== Task requirements ==
Repeat every record exactly, but keep images out of the copy.

== Data shown ==

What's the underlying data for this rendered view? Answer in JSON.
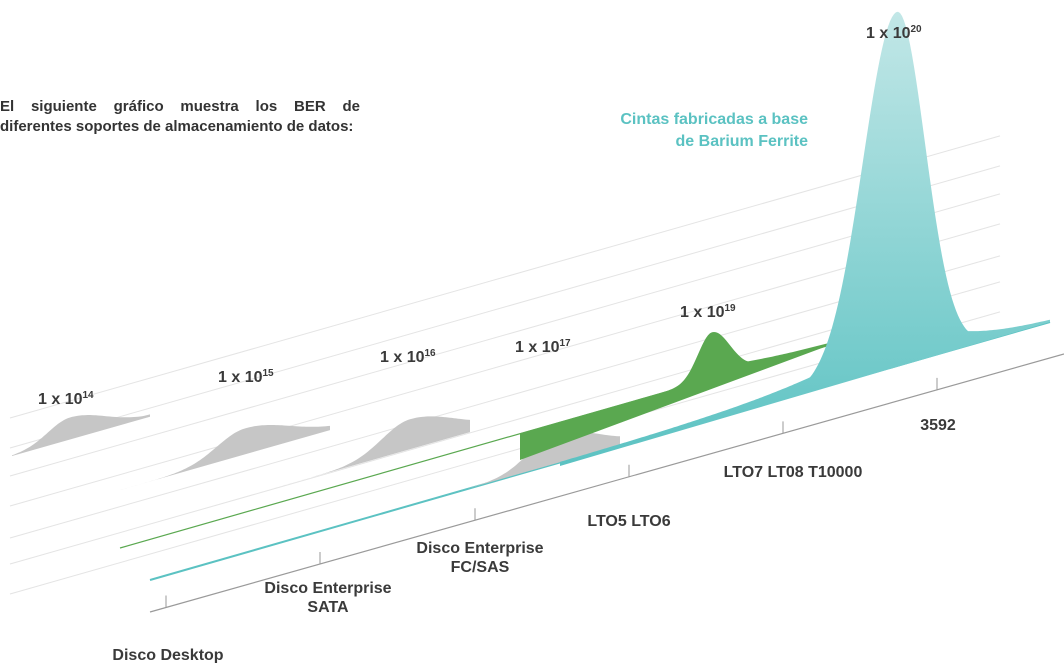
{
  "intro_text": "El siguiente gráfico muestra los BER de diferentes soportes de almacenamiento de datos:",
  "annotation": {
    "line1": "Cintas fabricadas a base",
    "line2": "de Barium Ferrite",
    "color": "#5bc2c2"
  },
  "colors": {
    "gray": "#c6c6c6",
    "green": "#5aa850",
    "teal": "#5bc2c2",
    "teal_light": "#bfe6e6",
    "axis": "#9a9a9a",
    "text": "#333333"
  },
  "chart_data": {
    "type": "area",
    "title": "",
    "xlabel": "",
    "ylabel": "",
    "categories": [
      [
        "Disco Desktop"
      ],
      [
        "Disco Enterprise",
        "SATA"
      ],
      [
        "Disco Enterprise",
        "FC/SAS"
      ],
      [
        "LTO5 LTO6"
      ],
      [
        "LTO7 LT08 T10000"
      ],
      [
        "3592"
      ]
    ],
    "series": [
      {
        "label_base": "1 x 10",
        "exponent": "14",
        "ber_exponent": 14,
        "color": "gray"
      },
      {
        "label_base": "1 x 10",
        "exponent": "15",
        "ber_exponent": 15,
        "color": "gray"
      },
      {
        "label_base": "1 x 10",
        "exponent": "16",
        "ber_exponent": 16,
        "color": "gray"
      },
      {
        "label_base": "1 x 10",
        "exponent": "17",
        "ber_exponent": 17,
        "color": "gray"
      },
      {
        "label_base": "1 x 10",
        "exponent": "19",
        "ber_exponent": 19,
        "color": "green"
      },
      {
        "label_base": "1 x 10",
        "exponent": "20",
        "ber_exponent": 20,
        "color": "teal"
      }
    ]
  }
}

== Exercise solution ==
What's the underlying data for this rendered view? Answer in JSON.
{
  "intro_text": "El siguiente gráfico muestra los BER de diferentes soportes de almacenamiento de datos:",
  "annotation": {
    "line1": "Cintas fabricadas a base",
    "line2": "de Barium Ferrite",
    "color": "#5bc2c2"
  },
  "colors": {
    "gray": "#c6c6c6",
    "green": "#5aa850",
    "teal": "#5bc2c2",
    "teal_light": "#bfe6e6",
    "axis": "#9a9a9a",
    "text": "#333333"
  },
  "chart_data": {
    "type": "area",
    "title": "",
    "xlabel": "",
    "ylabel": "",
    "categories": [
      [
        "Disco Desktop"
      ],
      [
        "Disco Enterprise",
        "SATA"
      ],
      [
        "Disco Enterprise",
        "FC/SAS"
      ],
      [
        "LTO5 LTO6"
      ],
      [
        "LTO7 LT08 T10000"
      ],
      [
        "3592"
      ]
    ],
    "series": [
      {
        "label_base": "1 x 10",
        "exponent": "14",
        "ber_exponent": 14,
        "color": "gray"
      },
      {
        "label_base": "1 x 10",
        "exponent": "15",
        "ber_exponent": 15,
        "color": "gray"
      },
      {
        "label_base": "1 x 10",
        "exponent": "16",
        "ber_exponent": 16,
        "color": "gray"
      },
      {
        "label_base": "1 x 10",
        "exponent": "17",
        "ber_exponent": 17,
        "color": "gray"
      },
      {
        "label_base": "1 x 10",
        "exponent": "19",
        "ber_exponent": 19,
        "color": "green"
      },
      {
        "label_base": "1 x 10",
        "exponent": "20",
        "ber_exponent": 20,
        "color": "teal"
      }
    ]
  }
}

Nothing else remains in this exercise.